** TASK STATEMENT **
Pull out all lines from the listing below in which the word "Demo" appears.

------------------------------------------------------------------------

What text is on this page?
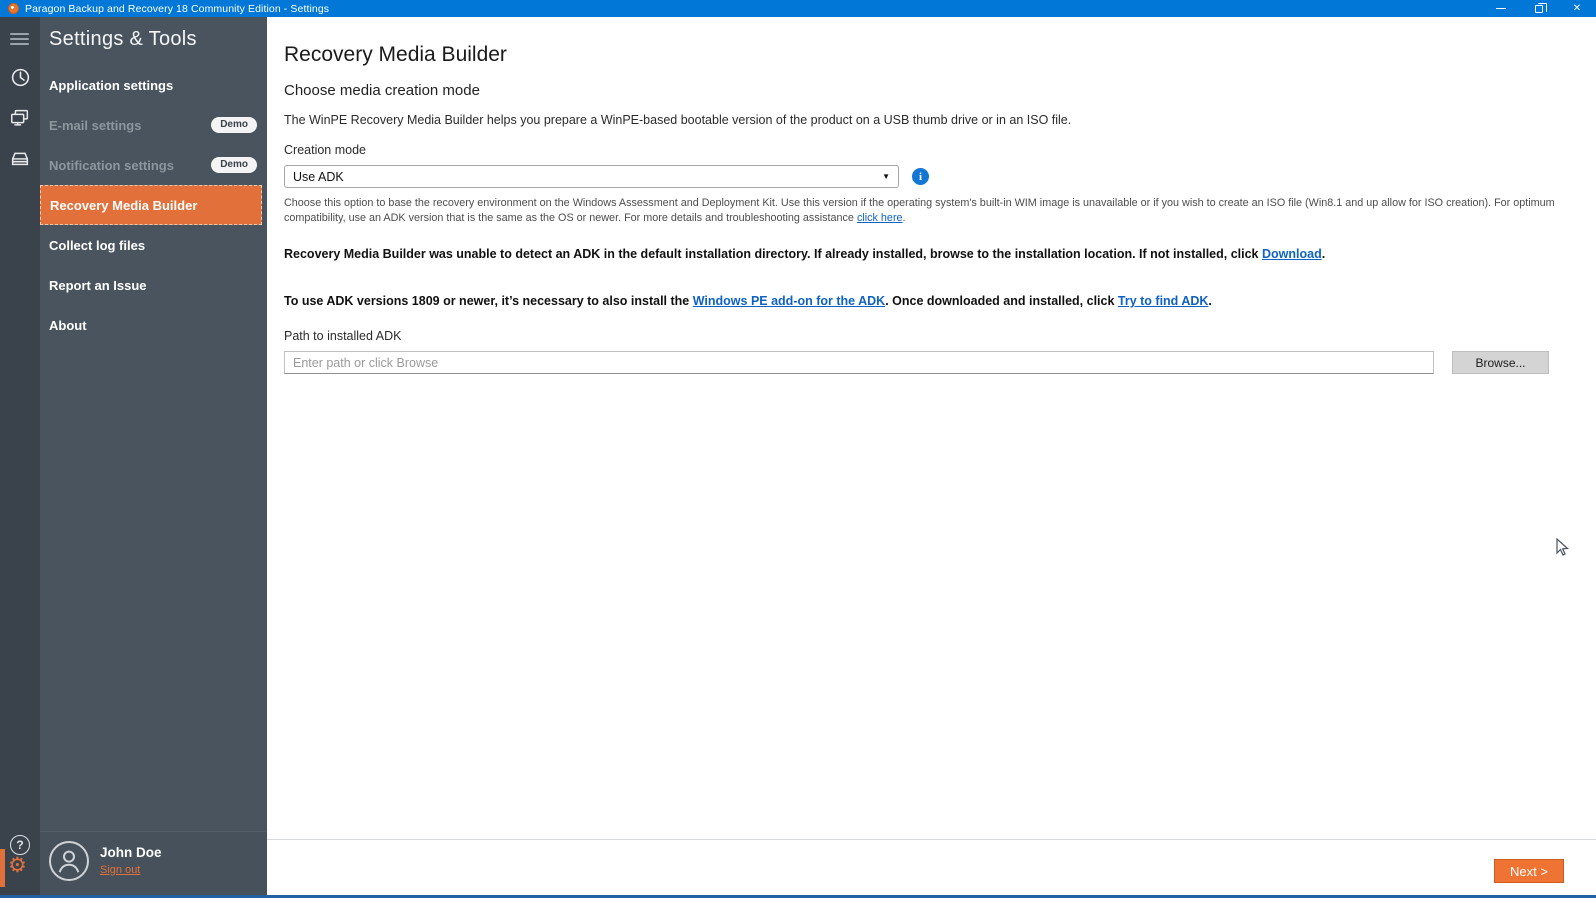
Paragon Backup and Recovery 18 Community Edition - Settings	✕
?
⚙
Settings & Tools
Application settings
E-mail settings	Demo
Notification settings	Demo
Recovery Media Builder
Collect log files
Report an Issue
About
John Doe
Sign out
Recovery Media Builder
Choose media creation mode
The WinPE Recovery Media Builder helps you prepare a WinPE-based bootable version of the product on a USB thumb drive or in an ISO file.
Creation mode
Use ADK	▼	i
Choose this option to base the recovery environment on the Windows Assessment and Deployment Kit. Use this version if the operating system's built-in WIM image is unavailable or if you wish to create an ISO file (Win8.1 and up allow for ISO creation). For optimum compatibility, use an ADK version that is the same as the OS or newer. For more details and troubleshooting assistance click here.
Recovery Media Builder was unable to detect an ADK in the default installation directory. If already installed, browse to the installation location. If not installed, click Download.
To use ADK versions 1809 or newer, it’s necessary to also install the Windows PE add-on for the ADK. Once downloaded and installed, click Try to find ADK.
Path to installed ADK
Enter path or click Browse
Browse...
Next >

------------------------------------------------------------------------

** FINAL ANSWER **
E-mail settings	Demo
Notification settings	Demo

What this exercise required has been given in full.